§ EXERCISE REQUIREMENTS
What is the number of lines in these entries that contain "screenshot"? State it alone.

[Stored data]
━━━━━━━━━━━━━━━━━━━━
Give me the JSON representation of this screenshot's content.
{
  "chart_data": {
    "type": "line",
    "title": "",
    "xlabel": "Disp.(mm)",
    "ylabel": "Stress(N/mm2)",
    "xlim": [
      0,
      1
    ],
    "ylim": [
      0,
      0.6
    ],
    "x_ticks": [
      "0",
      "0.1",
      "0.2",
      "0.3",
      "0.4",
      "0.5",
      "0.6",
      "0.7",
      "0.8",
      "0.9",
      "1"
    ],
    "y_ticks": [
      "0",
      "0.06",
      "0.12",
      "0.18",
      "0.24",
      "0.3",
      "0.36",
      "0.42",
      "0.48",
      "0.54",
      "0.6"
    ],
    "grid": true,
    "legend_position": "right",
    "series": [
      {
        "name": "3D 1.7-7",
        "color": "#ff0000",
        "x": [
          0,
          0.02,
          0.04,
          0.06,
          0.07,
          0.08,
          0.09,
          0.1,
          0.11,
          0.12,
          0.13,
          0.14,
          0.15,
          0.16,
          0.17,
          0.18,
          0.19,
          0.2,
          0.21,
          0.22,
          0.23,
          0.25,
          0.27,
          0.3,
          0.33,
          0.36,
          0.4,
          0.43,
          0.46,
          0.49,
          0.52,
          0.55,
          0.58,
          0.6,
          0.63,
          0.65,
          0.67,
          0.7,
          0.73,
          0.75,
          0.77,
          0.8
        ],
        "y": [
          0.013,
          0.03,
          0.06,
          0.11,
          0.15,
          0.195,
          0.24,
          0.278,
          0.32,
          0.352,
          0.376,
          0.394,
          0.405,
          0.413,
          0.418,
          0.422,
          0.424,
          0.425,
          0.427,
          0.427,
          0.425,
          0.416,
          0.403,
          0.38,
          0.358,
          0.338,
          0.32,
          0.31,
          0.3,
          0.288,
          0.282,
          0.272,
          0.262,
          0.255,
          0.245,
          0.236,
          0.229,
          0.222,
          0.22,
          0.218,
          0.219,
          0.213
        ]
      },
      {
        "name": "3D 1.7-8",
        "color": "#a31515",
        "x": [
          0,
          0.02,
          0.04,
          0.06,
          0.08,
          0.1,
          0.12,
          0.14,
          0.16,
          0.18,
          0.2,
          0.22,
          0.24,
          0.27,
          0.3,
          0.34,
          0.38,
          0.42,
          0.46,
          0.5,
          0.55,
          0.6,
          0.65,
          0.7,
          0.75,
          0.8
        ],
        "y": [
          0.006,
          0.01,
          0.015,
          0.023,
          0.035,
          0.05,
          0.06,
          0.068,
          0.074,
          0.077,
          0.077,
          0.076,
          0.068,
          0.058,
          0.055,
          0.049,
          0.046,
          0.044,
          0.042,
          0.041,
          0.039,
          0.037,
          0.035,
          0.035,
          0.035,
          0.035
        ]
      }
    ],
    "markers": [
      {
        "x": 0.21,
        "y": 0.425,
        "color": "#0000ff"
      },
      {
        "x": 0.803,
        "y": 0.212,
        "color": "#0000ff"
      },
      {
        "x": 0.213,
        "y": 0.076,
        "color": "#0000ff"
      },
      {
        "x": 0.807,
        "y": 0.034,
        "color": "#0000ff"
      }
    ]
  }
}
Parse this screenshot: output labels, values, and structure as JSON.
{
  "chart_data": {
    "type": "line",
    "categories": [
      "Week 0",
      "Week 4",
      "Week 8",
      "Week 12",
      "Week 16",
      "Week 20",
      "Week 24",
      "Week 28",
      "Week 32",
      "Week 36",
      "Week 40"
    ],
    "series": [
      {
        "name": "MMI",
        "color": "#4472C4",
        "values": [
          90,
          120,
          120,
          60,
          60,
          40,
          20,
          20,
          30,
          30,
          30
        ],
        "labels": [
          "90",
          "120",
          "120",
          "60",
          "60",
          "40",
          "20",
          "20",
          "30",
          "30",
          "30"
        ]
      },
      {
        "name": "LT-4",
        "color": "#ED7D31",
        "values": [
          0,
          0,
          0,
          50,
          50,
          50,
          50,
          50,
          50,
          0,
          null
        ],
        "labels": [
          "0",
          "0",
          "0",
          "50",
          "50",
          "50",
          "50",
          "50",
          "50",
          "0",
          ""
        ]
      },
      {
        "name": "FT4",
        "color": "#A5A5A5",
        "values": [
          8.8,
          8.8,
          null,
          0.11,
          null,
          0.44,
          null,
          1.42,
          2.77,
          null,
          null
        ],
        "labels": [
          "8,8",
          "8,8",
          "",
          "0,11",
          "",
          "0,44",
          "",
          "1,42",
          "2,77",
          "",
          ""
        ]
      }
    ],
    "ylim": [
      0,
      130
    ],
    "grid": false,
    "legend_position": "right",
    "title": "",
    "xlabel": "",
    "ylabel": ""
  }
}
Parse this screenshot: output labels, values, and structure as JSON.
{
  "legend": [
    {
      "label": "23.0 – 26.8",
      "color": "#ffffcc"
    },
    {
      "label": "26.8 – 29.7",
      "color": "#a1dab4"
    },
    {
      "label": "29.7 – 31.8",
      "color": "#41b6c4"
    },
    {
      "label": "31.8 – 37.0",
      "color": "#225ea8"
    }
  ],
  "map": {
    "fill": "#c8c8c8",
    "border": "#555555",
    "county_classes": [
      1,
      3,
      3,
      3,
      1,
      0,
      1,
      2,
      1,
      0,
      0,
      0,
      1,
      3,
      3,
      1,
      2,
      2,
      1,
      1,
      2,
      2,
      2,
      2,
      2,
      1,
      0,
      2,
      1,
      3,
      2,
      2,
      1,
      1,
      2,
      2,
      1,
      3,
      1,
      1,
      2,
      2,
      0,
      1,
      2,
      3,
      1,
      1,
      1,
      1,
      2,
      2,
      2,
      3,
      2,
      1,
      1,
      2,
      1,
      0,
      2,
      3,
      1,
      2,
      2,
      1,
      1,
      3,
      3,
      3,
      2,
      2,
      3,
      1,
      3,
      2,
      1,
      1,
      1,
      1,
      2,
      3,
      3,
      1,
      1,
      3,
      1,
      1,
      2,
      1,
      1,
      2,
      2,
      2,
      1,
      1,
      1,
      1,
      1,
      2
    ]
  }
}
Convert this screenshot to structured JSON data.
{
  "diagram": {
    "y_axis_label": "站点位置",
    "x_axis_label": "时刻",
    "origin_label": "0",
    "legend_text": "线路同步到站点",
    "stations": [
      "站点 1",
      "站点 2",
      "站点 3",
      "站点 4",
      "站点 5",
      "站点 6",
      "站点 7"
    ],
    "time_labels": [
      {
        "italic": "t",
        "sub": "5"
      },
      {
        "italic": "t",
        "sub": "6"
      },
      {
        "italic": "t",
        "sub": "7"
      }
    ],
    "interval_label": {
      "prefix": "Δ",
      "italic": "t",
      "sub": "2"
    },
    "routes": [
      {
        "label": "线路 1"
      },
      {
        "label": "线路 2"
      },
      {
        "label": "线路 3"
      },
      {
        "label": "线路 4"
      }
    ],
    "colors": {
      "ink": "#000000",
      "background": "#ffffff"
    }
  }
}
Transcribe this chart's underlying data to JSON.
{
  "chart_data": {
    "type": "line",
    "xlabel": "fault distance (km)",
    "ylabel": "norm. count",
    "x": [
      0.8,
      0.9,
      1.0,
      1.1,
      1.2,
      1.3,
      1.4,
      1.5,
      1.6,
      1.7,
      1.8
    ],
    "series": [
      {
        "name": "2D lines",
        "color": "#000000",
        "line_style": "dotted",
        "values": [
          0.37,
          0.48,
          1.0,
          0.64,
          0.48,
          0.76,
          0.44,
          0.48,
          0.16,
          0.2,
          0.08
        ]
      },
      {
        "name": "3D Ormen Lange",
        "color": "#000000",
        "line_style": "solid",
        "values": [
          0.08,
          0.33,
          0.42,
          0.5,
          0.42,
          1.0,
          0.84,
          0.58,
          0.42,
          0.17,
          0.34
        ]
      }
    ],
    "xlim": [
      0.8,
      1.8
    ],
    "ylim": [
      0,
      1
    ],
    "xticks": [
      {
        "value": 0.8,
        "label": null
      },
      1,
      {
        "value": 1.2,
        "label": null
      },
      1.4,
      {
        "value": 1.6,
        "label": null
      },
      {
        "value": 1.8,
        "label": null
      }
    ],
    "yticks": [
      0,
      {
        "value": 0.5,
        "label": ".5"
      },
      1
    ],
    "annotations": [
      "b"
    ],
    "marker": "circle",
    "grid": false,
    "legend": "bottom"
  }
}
━━━━━━━━━━━━━━━━━━━━
§ WRITTEN ANSWER
4